DOCUMENT EXCERPT start

3

I have several directories containing thousands of gzip files (overall we are talking about 1M files). Some of these files are corrupted and most of them are really small in size (a couple of KB).

Almost all of them are highly similar in content, therefore compressing all of them together should improve the compression ratio wrt to the current situation.

Since I rarely browse these directories and I just need to have them around for archival reasons, I need a highly available and highly compressible format and create a single archive. It would be nice to have random access capability to access specific files once in a while without decompressing the whole archive.

What's the best strategy here? Is tar resilient to corruption? I'd prefer something that can be implemented as a one-liner or a simple bash script.

nopper
  • 131

2 Answers2

3

After researching this, the way I would solve the problem would be to uncompress all files, create a list of all the sha256 sums (or whatever hash you prefer), then compress all the files together into a single archive. I'd be inclined to use a tar.gz file for speed and ease of use, but you could use zip, or bzip, 7zip, xz or something else if you want a smaller archive. Compressing all the files into a single large one will save quite a lot of space in its own right.

When that is done, use 'par2' to create redundancy and verification for the zipped file, and back up the file along with the .par2 files. (I've not played with it much, but the purpose of par2 is to create an archive which create redundancy (PARity) to bolster the integrity of the files.

DOCUMENT EXCERPT end

SET EXERCISE 1: Summarize the thread on archiving gzip files in two sentences.
The listing that follows has no connection to the thread above.

RECORDS FOR THE TASK start

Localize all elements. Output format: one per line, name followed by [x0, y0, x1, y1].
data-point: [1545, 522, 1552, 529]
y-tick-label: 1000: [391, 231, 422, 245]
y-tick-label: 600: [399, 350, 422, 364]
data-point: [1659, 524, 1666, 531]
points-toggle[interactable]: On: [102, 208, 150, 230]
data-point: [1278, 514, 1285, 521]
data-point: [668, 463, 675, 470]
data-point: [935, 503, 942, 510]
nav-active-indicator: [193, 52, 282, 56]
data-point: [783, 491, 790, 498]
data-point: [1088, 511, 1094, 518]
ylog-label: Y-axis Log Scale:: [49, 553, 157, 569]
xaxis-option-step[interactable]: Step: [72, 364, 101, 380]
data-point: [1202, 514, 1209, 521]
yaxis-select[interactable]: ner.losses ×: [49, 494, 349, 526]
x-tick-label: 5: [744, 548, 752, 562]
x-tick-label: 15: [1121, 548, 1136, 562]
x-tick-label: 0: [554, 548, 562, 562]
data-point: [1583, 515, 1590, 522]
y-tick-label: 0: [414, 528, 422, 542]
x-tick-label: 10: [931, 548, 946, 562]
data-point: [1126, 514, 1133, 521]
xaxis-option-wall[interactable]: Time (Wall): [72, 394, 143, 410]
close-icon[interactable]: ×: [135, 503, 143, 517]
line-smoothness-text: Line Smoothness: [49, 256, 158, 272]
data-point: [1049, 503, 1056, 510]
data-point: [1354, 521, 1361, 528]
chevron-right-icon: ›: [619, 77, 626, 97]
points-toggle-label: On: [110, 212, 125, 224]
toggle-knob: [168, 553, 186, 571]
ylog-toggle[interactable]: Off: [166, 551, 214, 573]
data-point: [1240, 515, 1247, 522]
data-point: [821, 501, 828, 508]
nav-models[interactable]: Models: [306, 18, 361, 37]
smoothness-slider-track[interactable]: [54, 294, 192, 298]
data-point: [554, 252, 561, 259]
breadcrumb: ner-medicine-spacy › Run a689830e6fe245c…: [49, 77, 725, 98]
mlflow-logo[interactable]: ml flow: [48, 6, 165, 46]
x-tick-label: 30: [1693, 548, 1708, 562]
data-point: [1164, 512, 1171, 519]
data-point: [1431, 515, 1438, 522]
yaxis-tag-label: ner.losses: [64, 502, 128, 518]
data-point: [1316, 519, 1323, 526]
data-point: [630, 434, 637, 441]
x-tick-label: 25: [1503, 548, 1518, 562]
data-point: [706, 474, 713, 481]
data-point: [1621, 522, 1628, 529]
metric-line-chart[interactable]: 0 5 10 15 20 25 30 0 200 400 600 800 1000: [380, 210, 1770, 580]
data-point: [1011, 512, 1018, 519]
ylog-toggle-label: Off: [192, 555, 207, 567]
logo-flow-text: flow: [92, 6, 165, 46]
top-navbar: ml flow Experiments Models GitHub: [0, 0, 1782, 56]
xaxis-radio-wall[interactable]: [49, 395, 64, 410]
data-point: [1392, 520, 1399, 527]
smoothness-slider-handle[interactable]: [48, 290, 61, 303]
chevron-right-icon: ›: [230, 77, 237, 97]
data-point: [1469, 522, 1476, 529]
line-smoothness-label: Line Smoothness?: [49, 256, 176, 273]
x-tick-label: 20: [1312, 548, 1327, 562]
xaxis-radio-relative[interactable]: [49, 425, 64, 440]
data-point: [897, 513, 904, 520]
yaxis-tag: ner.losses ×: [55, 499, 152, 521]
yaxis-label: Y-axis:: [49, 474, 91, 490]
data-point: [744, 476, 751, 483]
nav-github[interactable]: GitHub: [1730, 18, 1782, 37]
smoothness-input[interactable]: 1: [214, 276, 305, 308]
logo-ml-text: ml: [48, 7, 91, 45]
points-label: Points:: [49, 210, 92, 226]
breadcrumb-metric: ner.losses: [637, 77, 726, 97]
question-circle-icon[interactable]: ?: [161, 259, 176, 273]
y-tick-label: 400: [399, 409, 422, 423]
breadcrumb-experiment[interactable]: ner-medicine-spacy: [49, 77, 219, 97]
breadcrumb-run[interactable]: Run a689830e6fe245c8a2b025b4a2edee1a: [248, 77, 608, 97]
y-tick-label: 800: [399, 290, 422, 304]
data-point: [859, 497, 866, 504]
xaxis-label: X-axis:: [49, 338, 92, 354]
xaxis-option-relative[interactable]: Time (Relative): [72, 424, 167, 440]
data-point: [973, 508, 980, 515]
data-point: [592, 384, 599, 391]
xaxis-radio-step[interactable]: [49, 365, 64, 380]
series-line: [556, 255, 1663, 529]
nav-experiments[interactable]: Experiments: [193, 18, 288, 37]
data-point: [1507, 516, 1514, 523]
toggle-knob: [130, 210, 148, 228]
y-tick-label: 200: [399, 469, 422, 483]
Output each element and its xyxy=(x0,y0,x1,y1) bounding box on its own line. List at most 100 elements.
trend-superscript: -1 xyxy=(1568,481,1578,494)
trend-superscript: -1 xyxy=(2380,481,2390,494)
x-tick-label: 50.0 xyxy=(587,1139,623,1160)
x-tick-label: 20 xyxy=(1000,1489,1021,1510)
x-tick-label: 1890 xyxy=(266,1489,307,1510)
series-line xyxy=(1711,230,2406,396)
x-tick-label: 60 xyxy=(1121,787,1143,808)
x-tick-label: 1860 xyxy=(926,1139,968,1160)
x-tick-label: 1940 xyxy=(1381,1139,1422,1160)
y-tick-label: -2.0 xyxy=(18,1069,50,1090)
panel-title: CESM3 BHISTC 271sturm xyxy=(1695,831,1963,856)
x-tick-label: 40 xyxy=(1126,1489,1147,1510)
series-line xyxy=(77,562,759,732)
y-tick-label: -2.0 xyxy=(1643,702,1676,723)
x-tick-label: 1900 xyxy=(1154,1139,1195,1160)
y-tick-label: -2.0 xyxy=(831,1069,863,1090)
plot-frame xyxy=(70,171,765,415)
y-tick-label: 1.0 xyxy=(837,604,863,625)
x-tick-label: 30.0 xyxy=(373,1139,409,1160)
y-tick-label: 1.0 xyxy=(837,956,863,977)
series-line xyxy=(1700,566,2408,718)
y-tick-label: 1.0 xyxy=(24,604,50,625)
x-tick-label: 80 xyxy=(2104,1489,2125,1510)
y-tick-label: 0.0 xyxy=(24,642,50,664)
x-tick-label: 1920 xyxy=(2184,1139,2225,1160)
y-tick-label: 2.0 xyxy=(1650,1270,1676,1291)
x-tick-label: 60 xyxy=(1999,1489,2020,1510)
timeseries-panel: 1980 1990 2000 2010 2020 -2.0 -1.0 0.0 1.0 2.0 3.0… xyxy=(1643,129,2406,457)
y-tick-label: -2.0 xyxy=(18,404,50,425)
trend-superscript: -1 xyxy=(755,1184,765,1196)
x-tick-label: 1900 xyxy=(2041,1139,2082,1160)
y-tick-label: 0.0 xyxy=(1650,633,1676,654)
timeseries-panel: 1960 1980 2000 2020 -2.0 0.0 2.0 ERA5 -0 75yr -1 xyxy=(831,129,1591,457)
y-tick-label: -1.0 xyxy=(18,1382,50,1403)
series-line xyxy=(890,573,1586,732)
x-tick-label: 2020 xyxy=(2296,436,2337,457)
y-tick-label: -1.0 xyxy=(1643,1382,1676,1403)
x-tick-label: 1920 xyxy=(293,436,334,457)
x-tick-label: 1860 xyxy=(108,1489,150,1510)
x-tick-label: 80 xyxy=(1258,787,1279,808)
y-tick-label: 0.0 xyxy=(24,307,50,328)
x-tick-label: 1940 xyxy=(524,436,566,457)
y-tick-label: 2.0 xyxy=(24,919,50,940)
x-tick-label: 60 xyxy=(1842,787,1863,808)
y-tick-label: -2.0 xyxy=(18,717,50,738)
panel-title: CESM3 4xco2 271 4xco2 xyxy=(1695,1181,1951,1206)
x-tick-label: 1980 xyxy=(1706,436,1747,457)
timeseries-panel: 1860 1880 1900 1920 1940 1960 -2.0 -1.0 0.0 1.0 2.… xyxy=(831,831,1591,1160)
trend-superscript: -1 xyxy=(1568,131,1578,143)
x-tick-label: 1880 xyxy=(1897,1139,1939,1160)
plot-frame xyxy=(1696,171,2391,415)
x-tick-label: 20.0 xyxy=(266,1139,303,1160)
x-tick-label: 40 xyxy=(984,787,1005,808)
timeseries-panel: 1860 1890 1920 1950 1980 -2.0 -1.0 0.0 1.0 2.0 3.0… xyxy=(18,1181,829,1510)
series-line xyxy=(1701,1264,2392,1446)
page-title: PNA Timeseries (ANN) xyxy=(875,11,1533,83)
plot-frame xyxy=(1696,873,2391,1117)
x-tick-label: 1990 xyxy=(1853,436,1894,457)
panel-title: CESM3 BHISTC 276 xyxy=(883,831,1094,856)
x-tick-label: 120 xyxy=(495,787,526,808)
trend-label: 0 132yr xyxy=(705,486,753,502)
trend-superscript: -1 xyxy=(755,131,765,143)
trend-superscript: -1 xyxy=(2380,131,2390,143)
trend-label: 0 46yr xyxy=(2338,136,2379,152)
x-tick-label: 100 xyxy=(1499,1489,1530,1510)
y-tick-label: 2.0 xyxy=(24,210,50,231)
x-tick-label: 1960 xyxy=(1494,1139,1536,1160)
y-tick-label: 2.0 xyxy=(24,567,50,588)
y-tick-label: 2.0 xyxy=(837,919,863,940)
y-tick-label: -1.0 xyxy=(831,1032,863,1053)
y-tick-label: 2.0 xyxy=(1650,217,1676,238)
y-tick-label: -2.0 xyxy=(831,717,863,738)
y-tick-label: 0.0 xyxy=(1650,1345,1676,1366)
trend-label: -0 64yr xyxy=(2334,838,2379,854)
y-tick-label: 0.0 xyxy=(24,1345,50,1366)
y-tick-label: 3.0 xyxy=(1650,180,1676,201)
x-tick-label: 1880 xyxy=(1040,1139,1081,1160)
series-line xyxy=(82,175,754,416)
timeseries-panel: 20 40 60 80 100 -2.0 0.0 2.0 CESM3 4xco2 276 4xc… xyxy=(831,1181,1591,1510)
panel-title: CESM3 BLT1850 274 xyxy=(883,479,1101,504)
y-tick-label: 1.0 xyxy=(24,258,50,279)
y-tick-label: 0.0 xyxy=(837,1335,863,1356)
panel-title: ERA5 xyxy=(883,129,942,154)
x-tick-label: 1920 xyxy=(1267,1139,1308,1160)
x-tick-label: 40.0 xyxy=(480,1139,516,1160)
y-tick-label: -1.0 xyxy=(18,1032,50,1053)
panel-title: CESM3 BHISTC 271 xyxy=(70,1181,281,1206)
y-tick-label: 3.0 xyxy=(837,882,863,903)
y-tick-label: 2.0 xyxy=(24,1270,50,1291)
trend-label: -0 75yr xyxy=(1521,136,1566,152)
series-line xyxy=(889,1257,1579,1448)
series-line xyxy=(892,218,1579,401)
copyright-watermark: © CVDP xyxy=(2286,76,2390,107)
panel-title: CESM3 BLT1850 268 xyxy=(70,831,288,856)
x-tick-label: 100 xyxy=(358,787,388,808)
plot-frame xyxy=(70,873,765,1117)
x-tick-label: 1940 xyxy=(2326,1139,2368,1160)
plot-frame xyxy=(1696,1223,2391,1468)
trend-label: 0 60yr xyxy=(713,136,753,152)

RECORDS FOR THE TASK end

SET EXERCISE 2: Quote the listing from its first line up to and including the line with "data-point: [1659, 524, 1666, 531]".

EXPECTED ANSWER 1: A user with about a million small, highly similar gzip files, some of them corrupted, wants a single, highly compressible archive with occasional random access and asks whether tar is resilient to corruption. One answer recommends uncompressing all the files, recording their sha256 sums, compressing them together into one archive such as tar.gz, and then using par2 to add redundancy and verification.

EXPECTED ANSWER 2:
Localize all elements. Output format: one per line, name followed by [x0, y0, x1, y1].
data-point: [1545, 522, 1552, 529]
y-tick-label: 1000: [391, 231, 422, 245]
y-tick-label: 600: [399, 350, 422, 364]
data-point: [1659, 524, 1666, 531]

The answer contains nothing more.